### STATED TASK
Restate all the material verbatim, except for the pictures.

### PROVIDED MATERIAL
— BEGIN —
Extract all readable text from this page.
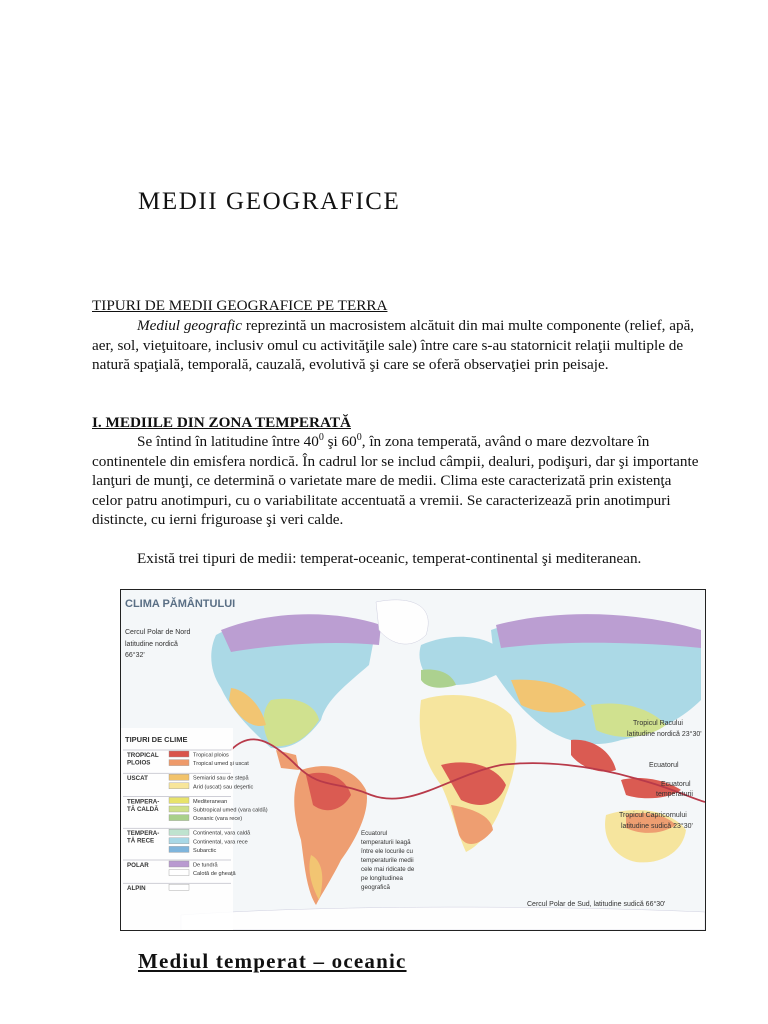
MEDII GEOGRAFICE

TIPURI DE MEDII GEOGRAFICE PE TERRA

Mediul geografic reprezintă un macrosistem alcătuit din mai multe componente (relief, apă, aer, sol, vieţuitoare, inclusiv omul cu activităţile sale) între care s-au statornicit relaţii multiple de natură spaţială, temporală, cauzală, evolutivă şi care se oferă observaţiei prin peisaje.

I. MEDIILE DIN ZONA TEMPERATĂ

Se întind în latitudine între $40^0$ şi $60^0$, în zona temperată, având o mare dezvoltare în continentele din emisfera nordică. În cadrul lor se includ câmpii, dealuri, podişuri, dar şi importante lanţuri de munţi, ce determină o varietate mare de medii. Clima este caracterizată prin existenţa celor patru anotimpuri, cu o variabilitate accentuată a vremii. Se caracterizează prin anotimpuri distincte, cu ierni friguroase şi veri calde.

Există trei tipuri de medii: temperat-oceanic, temperat-continental şi mediteranean.

CLIMA PĂMÂNTULUI
Cercul Polar de Nord
latitudine nordică
66°32'
Tropicul Racului
latitudine nordică 23°30'
Ecuatorul
Ecuatorul
temperaturii
Tropicul Capricornului
latitudine sudică 23°30'
Ecuatorul
temperaturii leagă
între ele locurile cu
temperaturile medii
cele mai ridicate de
pe longitudinea
geografică
Cercul Polar de Sud, latitudine sudică 66°30'
TIPURI DE CLIME
TROPICAL
PLOIOS
Tropical ploios
Tropical umed şi uscat
USCAT	Semiarid sau de stepă
Arid (uscat) sau deşertic
TEMPERA-
TĂ CALDĂ
Mediteranean
Subtropical umed (vara caldă)
Oceanic (vara rece)
TEMPERA-
TĂ RECE
Continental, vara caldă
Continental, vara rece
Subarctic
POLAR	De tundră
Calotă de gheaţă
ALPIN

Mediul temperat – oceanic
— END —
### ANSWER IN FULL
Extract all readable text from this page.
MEDII GEOGRAFICE

TIPURI DE MEDII GEOGRAFICE PE TERRA

Mediul geografic reprezintă un macrosistem alcătuit din mai multe componente (relief, apă, aer, sol, vieţuitoare, inclusiv omul cu activităţile sale) între care s-au statornicit relaţii multiple de natură spaţială, temporală, cauzală, evolutivă şi care se oferă observaţiei prin peisaje.

I. MEDIILE DIN ZONA TEMPERATĂ

Se întind în latitudine între $40^0$ şi $60^0$, în zona temperată, având o mare dezvoltare în continentele din emisfera nordică. În cadrul lor se includ câmpii, dealuri, podişuri, dar şi importante lanţuri de munţi, ce determină o varietate mare de medii. Clima este caracterizată prin existenţa celor patru anotimpuri, cu o variabilitate accentuată a vremii. Se caracterizează prin anotimpuri distincte, cu ierni friguroase şi veri calde.

Există trei tipuri de medii: temperat-oceanic, temperat-continental şi mediteranean.

CLIMA PĂMÂNTULUI
Cercul Polar de Nord
latitudine nordică
66°32'
Tropicul Racului
latitudine nordică 23°30'
Ecuatorul
Ecuatorul
temperaturii
Tropicul Capricornului
latitudine sudică 23°30'
Ecuatorul
temperaturii leagă
între ele locurile cu
temperaturile medii
cele mai ridicate de
pe longitudinea
geografică
Cercul Polar de Sud, latitudine sudică 66°30'
TIPURI DE CLIME
TROPICAL
PLOIOS
Tropical ploios
Tropical umed şi uscat
USCAT	Semiarid sau de stepă
Arid (uscat) sau deşertic
TEMPERA-
TĂ CALDĂ
Mediteranean
Subtropical umed (vara caldă)
Oceanic (vara rece)
TEMPERA-
TĂ RECE
Continental, vara caldă
Continental, vara rece
Subarctic
POLAR	De tundră
Calotă de gheaţă
ALPIN

Mediul temperat – oceanic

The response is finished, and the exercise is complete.